[Source records]
⟨

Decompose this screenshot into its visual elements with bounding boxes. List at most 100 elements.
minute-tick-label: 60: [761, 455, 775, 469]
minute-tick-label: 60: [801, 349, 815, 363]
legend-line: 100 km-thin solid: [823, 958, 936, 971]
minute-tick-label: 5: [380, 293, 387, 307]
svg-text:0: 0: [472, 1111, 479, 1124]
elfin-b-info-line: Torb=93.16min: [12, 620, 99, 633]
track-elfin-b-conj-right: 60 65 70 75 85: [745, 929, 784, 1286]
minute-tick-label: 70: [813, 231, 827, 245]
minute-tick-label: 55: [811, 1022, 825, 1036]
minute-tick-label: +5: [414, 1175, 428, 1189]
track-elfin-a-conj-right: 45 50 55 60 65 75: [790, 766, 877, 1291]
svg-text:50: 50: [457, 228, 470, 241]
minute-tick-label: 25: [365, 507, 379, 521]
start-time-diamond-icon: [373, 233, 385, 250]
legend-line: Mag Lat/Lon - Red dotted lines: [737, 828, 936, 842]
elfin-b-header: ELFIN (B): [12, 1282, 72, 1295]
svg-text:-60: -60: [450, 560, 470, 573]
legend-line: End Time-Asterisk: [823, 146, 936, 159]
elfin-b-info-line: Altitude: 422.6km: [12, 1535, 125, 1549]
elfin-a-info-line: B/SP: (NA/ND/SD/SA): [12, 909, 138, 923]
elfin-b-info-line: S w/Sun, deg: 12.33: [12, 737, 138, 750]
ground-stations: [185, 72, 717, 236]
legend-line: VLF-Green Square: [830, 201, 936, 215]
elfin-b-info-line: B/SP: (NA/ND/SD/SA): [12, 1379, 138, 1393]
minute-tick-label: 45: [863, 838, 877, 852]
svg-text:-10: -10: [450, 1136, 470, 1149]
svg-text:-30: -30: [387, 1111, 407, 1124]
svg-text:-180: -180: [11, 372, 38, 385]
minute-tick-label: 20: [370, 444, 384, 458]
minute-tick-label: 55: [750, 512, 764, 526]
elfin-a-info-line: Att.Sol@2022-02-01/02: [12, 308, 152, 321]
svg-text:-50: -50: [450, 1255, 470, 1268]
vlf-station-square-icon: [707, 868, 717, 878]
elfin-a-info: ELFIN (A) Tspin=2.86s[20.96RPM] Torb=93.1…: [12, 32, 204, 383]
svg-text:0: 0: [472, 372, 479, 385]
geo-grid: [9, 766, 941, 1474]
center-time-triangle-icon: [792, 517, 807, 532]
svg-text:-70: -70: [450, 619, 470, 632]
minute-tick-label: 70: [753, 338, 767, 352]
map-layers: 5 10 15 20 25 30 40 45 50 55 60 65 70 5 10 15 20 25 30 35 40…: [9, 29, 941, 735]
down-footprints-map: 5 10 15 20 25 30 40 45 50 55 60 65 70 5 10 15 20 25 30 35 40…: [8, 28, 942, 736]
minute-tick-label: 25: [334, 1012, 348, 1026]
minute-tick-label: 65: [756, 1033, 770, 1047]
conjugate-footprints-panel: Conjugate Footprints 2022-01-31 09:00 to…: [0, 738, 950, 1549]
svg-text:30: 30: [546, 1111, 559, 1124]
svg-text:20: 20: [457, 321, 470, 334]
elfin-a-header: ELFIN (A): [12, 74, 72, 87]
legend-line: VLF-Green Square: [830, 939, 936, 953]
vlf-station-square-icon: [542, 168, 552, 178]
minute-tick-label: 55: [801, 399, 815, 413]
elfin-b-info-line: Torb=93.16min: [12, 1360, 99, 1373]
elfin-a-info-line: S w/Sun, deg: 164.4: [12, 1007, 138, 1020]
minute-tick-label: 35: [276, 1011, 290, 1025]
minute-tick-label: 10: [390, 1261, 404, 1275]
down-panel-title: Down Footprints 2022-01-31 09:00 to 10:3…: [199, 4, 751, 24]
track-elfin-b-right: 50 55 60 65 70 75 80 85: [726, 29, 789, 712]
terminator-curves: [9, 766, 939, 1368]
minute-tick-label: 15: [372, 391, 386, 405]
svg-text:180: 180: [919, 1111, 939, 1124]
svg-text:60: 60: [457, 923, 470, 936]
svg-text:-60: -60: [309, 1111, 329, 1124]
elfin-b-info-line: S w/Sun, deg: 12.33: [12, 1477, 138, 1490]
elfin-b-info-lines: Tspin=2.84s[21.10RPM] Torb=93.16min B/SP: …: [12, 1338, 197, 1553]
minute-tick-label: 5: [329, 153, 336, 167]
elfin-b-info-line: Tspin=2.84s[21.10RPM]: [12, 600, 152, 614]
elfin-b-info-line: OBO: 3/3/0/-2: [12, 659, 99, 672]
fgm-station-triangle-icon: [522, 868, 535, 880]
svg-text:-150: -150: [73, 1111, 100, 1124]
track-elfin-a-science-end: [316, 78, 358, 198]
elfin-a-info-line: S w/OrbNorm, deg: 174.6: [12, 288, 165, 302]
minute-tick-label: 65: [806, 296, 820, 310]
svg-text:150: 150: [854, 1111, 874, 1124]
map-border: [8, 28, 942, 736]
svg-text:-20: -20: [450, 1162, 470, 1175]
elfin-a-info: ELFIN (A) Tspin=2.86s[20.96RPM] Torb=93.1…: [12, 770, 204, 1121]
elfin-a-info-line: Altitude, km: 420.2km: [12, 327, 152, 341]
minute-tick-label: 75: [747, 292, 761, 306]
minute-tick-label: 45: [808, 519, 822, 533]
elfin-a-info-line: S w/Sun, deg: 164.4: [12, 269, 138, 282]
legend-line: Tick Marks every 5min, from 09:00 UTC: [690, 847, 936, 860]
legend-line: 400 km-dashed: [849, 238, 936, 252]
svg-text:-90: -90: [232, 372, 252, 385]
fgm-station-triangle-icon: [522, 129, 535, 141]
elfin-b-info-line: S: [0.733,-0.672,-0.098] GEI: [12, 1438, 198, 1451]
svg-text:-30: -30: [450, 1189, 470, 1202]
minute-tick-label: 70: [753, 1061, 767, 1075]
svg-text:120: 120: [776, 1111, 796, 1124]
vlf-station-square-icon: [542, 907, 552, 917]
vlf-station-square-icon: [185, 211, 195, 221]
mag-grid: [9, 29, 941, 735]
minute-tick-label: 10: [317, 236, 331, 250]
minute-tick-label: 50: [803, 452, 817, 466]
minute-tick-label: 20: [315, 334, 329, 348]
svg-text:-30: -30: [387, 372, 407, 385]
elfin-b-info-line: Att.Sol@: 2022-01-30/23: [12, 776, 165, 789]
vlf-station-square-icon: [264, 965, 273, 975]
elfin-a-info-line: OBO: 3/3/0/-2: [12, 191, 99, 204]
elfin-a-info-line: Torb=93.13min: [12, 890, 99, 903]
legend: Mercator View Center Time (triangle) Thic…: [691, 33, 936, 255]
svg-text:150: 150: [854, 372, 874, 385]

⟩

*What this task involves*.
Can you rewrite the listing above with every "vlf-station-square-icon" replaced by "vlf-station-icon" and everything else left the same?

*Complete response*.
Decompose this screenshot into its visual elements with bounding boxes. List at most 100 elements.
minute-tick-label: 60: [761, 455, 775, 469]
minute-tick-label: 60: [801, 349, 815, 363]
legend-line: 100 km-thin solid: [823, 958, 936, 971]
minute-tick-label: 5: [380, 293, 387, 307]
svg-text:0: 0: [472, 1111, 479, 1124]
elfin-b-info-line: Torb=93.16min: [12, 620, 99, 633]
track-elfin-b-conj-right: 60 65 70 75 85: [745, 929, 784, 1286]
minute-tick-label: 70: [813, 231, 827, 245]
minute-tick-label: 55: [811, 1022, 825, 1036]
minute-tick-label: +5: [414, 1175, 428, 1189]
track-elfin-a-conj-right: 45 50 55 60 65 75: [790, 766, 877, 1291]
svg-text:50: 50: [457, 228, 470, 241]
minute-tick-label: 25: [365, 507, 379, 521]
start-time-diamond-icon: [373, 233, 385, 250]
legend-line: Mag Lat/Lon - Red dotted lines: [737, 828, 936, 842]
elfin-b-header: ELFIN (B): [12, 1282, 72, 1295]
svg-text:-60: -60: [450, 560, 470, 573]
legend-line: End Time-Asterisk: [823, 146, 936, 159]
elfin-b-info-line: Altitude: 422.6km: [12, 1535, 125, 1549]
elfin-a-info-line: B/SP: (NA/ND/SD/SA): [12, 909, 138, 923]
elfin-b-info-line: S w/Sun, deg: 12.33: [12, 737, 138, 750]
ground-stations: [185, 72, 717, 236]
legend-line: VLF-Green Square: [830, 201, 936, 215]
elfin-b-info-line: B/SP: (NA/ND/SD/SA): [12, 1379, 138, 1393]
minute-tick-label: 45: [863, 838, 877, 852]
svg-text:-10: -10: [450, 1136, 470, 1149]
svg-text:-30: -30: [387, 1111, 407, 1124]
svg-text:-180: -180: [11, 372, 38, 385]
minute-tick-label: 20: [370, 444, 384, 458]
minute-tick-label: 55: [750, 512, 764, 526]
elfin-a-info-line: Att.Sol@2022-02-01/02: [12, 308, 152, 321]
svg-text:-50: -50: [450, 1255, 470, 1268]
vlf-station-icon: [707, 868, 717, 878]
elfin-a-info: ELFIN (A) Tspin=2.86s[20.96RPM] Torb=93.1…: [12, 32, 204, 383]
svg-text:0: 0: [472, 372, 479, 385]
geo-grid: [9, 766, 941, 1474]
center-time-triangle-icon: [792, 517, 807, 532]
svg-text:-70: -70: [450, 619, 470, 632]
minute-tick-label: 70: [753, 338, 767, 352]
map-layers: 5 10 15 20 25 30 40 45 50 55 60 65 70 5 10 15 20 25 30 35 40…: [9, 29, 941, 735]
down-footprints-map: 5 10 15 20 25 30 40 45 50 55 60 65 70 5 10 15 20 25 30 35 40…: [8, 28, 942, 736]
minute-tick-label: 25: [334, 1012, 348, 1026]
minute-tick-label: 65: [756, 1033, 770, 1047]
conjugate-footprints-panel: Conjugate Footprints 2022-01-31 09:00 to…: [0, 738, 950, 1549]
svg-text:30: 30: [546, 1111, 559, 1124]
svg-text:20: 20: [457, 321, 470, 334]
elfin-a-header: ELFIN (A): [12, 74, 72, 87]
legend-line: VLF-Green Square: [830, 939, 936, 953]
vlf-station-icon: [542, 168, 552, 178]
minute-tick-label: 55: [801, 399, 815, 413]
elfin-b-info-line: Torb=93.16min: [12, 1360, 99, 1373]
elfin-a-info-line: S w/Sun, deg: 164.4: [12, 1007, 138, 1020]
minute-tick-label: 35: [276, 1011, 290, 1025]
minute-tick-label: 10: [390, 1261, 404, 1275]
down-panel-title: Down Footprints 2022-01-31 09:00 to 10:3…: [199, 4, 751, 24]
track-elfin-b-right: 50 55 60 65 70 75 80 85: [726, 29, 789, 712]
terminator-curves: [9, 766, 939, 1368]
minute-tick-label: 15: [372, 391, 386, 405]
svg-text:180: 180: [919, 1111, 939, 1124]
svg-text:60: 60: [457, 923, 470, 936]
svg-text:-60: -60: [309, 1111, 329, 1124]
elfin-b-info-line: S w/Sun, deg: 12.33: [12, 1477, 138, 1490]
elfin-b-info-lines: Tspin=2.84s[21.10RPM] Torb=93.16min B/SP: …: [12, 1338, 197, 1553]
minute-tick-label: 5: [329, 153, 336, 167]
elfin-b-info-line: Tspin=2.84s[21.10RPM]: [12, 600, 152, 614]
elfin-b-info-line: OBO: 3/3/0/-2: [12, 659, 99, 672]
fgm-station-triangle-icon: [522, 868, 535, 880]
svg-text:-150: -150: [73, 1111, 100, 1124]
track-elfin-a-science-end: [316, 78, 358, 198]
elfin-a-info-line: S w/OrbNorm, deg: 174.6: [12, 288, 165, 302]
minute-tick-label: 65: [806, 296, 820, 310]
svg-text:150: 150: [854, 1111, 874, 1124]
map-border: [8, 28, 942, 736]
svg-text:-20: -20: [450, 1162, 470, 1175]
elfin-a-info: ELFIN (A) Tspin=2.86s[20.96RPM] Torb=93.1…: [12, 770, 204, 1121]
elfin-a-info-line: Altitude, km: 420.2km: [12, 327, 152, 341]
minute-tick-label: 75: [747, 292, 761, 306]
minute-tick-label: 45: [808, 519, 822, 533]
elfin-a-info-line: S w/Sun, deg: 164.4: [12, 269, 138, 282]
legend-line: Tick Marks every 5min, from 09:00 UTC: [690, 847, 936, 860]
legend-line: 400 km-dashed: [849, 238, 936, 252]
svg-text:-90: -90: [232, 372, 252, 385]
fgm-station-triangle-icon: [522, 129, 535, 141]
elfin-b-info-line: S: [0.733,-0.672,-0.098] GEI: [12, 1438, 198, 1451]
svg-text:-30: -30: [450, 1189, 470, 1202]
minute-tick-label: 70: [753, 1061, 767, 1075]
svg-text:120: 120: [776, 1111, 796, 1124]
vlf-station-icon: [542, 907, 552, 917]
vlf-station-icon: [185, 211, 195, 221]
mag-grid: [9, 29, 941, 735]
minute-tick-label: 10: [317, 236, 331, 250]
minute-tick-label: 50: [803, 452, 817, 466]
minute-tick-label: 20: [315, 334, 329, 348]
svg-text:-30: -30: [387, 372, 407, 385]
elfin-b-info-line: Att.Sol@: 2022-01-30/23: [12, 776, 165, 789]
vlf-station-icon: [264, 965, 273, 975]
elfin-a-info-line: OBO: 3/3/0/-2: [12, 191, 99, 204]
elfin-a-info-line: Torb=93.13min: [12, 890, 99, 903]
legend: Mercator View Center Time (triangle) Thic…: [691, 33, 936, 255]
svg-text:150: 150: [854, 372, 874, 385]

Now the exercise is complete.